# Exercise prompt:
Copy out every line of the listing below unchanged, omitting the pictures.

(Visual layout annotation data)
►

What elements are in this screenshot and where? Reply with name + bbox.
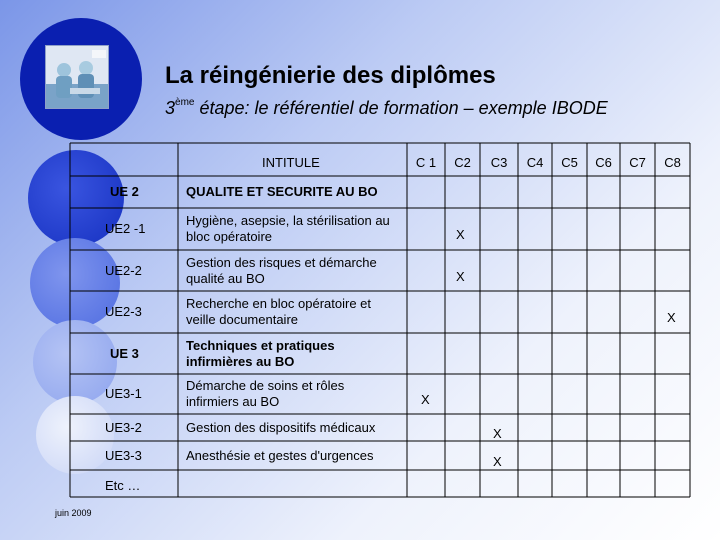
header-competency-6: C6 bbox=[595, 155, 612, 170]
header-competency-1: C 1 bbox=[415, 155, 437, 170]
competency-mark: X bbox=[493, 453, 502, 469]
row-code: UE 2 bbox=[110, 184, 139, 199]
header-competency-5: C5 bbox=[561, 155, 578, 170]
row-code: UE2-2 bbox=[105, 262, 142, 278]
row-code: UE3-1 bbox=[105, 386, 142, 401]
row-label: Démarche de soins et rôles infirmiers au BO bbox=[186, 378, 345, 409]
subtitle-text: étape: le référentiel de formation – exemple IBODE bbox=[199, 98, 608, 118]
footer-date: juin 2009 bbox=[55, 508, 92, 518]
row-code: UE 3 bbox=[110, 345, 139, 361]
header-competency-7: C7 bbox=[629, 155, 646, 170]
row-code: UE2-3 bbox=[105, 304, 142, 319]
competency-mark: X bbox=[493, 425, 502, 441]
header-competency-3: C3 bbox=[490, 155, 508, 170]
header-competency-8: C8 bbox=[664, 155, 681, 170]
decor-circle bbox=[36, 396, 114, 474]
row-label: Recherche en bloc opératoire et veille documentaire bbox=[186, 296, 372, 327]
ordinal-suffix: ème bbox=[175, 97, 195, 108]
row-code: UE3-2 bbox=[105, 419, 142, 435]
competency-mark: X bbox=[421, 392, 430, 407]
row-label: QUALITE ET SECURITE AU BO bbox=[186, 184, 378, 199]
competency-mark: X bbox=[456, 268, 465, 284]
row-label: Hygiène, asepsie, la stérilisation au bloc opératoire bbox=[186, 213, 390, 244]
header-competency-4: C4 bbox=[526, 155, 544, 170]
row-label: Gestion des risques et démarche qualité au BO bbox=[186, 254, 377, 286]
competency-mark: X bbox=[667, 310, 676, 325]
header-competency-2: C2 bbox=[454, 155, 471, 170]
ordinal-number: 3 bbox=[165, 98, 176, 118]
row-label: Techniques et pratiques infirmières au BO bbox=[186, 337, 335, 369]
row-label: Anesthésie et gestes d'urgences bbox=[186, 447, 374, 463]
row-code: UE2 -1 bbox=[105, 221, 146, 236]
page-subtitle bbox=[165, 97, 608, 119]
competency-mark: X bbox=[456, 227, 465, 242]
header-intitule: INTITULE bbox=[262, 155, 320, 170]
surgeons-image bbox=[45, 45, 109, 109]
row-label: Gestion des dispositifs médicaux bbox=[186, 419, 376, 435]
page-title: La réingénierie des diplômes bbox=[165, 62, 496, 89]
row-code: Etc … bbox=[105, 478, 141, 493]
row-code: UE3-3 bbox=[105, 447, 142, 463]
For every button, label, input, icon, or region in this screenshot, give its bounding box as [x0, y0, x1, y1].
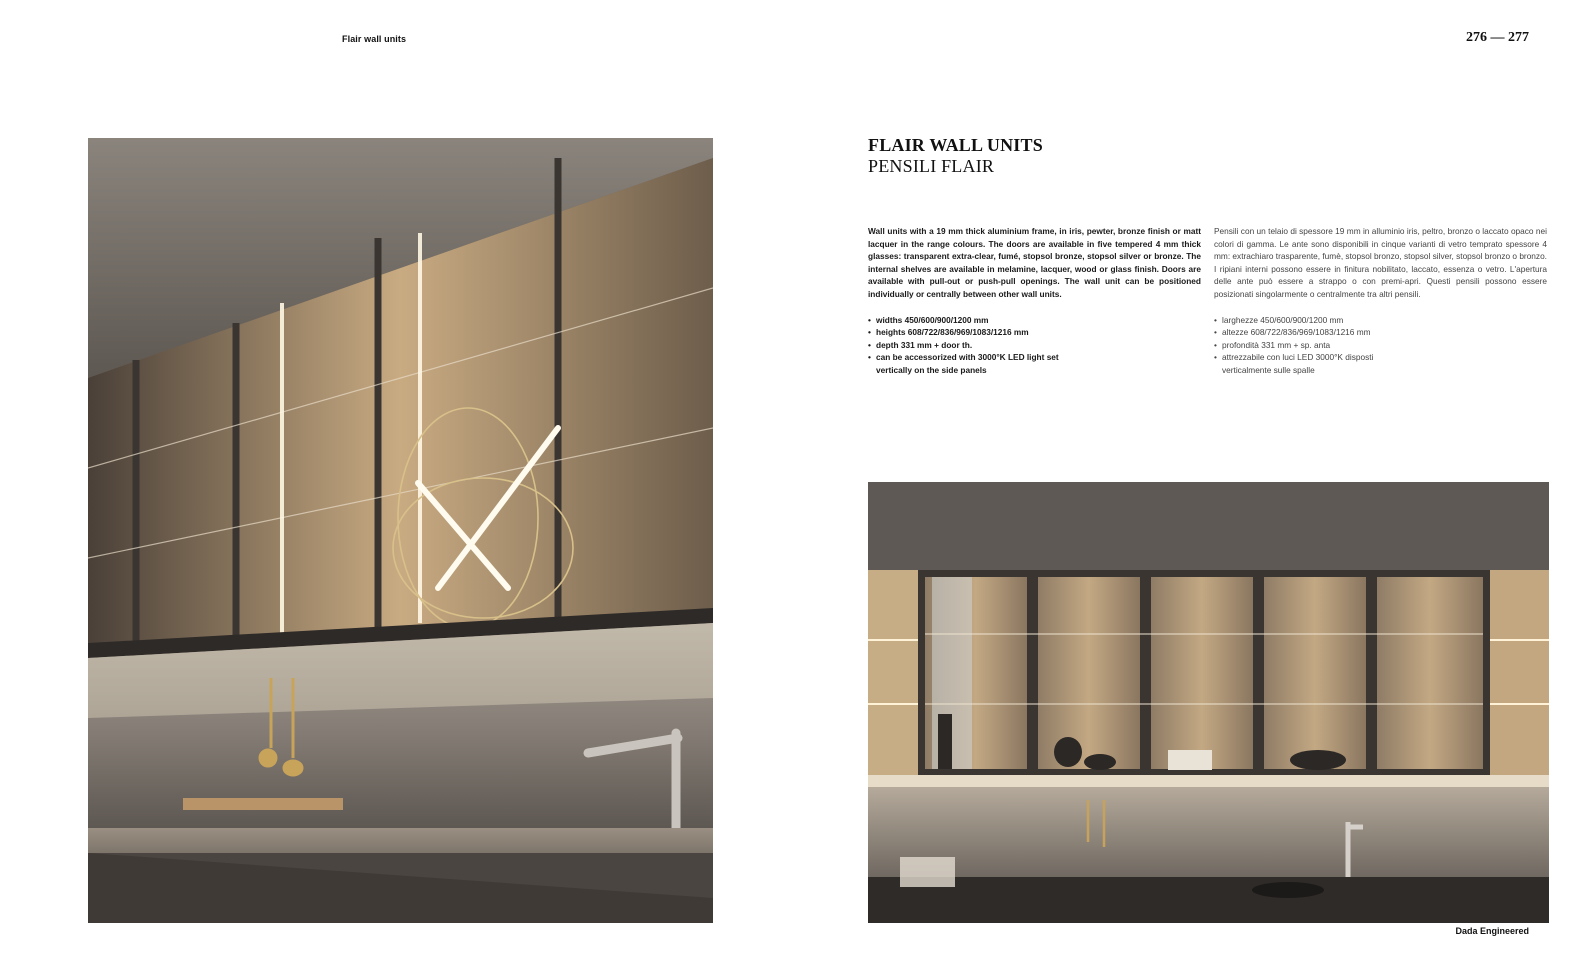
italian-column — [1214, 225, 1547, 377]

◄

# Output of the task:
What elements are in this screenshot and where? Reply with name + bbox.
header-competency-6: C6 bbox=[595, 155, 612, 170]
header-competency-1: C 1 bbox=[415, 155, 437, 170]
competency-mark: X bbox=[493, 453, 502, 469]
row-code: UE 2 bbox=[110, 184, 139, 199]
header-competency-5: C5 bbox=[561, 155, 578, 170]
row-code: UE2-2 bbox=[105, 262, 142, 278]
row-code: UE3-1 bbox=[105, 386, 142, 401]
row-label: Démarche de soins et rôles infirmiers au BO bbox=[186, 378, 345, 409]
subtitle-text: étape: le référentiel de formation – exemple IBODE bbox=[199, 98, 608, 118]
footer-date: juin 2009 bbox=[55, 508, 92, 518]
row-code: UE 3 bbox=[110, 345, 139, 361]
header-competency-7: C7 bbox=[629, 155, 646, 170]
row-code: UE2-3 bbox=[105, 304, 142, 319]
competency-mark: X bbox=[493, 425, 502, 441]
header-competency-3: C3 bbox=[490, 155, 508, 170]
header-competency-8: C8 bbox=[664, 155, 681, 170]
decor-circle bbox=[36, 396, 114, 474]
row-label: Recherche en bloc opératoire et veille documentaire bbox=[186, 296, 372, 327]
ordinal-suffix: ème bbox=[175, 97, 195, 108]
row-code: UE3-2 bbox=[105, 419, 142, 435]
competency-mark: X bbox=[421, 392, 430, 407]
row-label: QUALITE ET SECURITE AU BO bbox=[186, 184, 378, 199]
competency-mark: X bbox=[456, 268, 465, 284]
row-label: Hygiène, asepsie, la stérilisation au bloc opératoire bbox=[186, 213, 390, 244]
header-competency-4: C4 bbox=[526, 155, 544, 170]
row-label: Gestion des risques et démarche qualité au BO bbox=[186, 254, 377, 286]
competency-mark: X bbox=[667, 310, 676, 325]
header-competency-2: C2 bbox=[454, 155, 471, 170]
ordinal-number: 3 bbox=[165, 98, 176, 118]
row-label: Techniques et pratiques infirmières au BO bbox=[186, 337, 335, 369]
row-label: Anesthésie et gestes d'urgences bbox=[186, 447, 374, 463]
row-code: UE2 -1 bbox=[105, 221, 146, 236]
page-subtitle bbox=[165, 97, 608, 119]
competency-mark: X bbox=[456, 227, 465, 242]
header-intitule: INTITULE bbox=[262, 155, 320, 170]
surgeons-image bbox=[45, 45, 109, 109]
row-label: Gestion des dispositifs médicaux bbox=[186, 419, 376, 435]
page-title: La réingénierie des diplômes bbox=[165, 62, 496, 89]
row-code: Etc … bbox=[105, 478, 141, 493]
row-code: UE3-3 bbox=[105, 447, 142, 463]
For every button, label, input, icon, or region in this screenshot, give its bounding box as [x0, y0, x1, y1].
italian-column — [1214, 225, 1547, 377]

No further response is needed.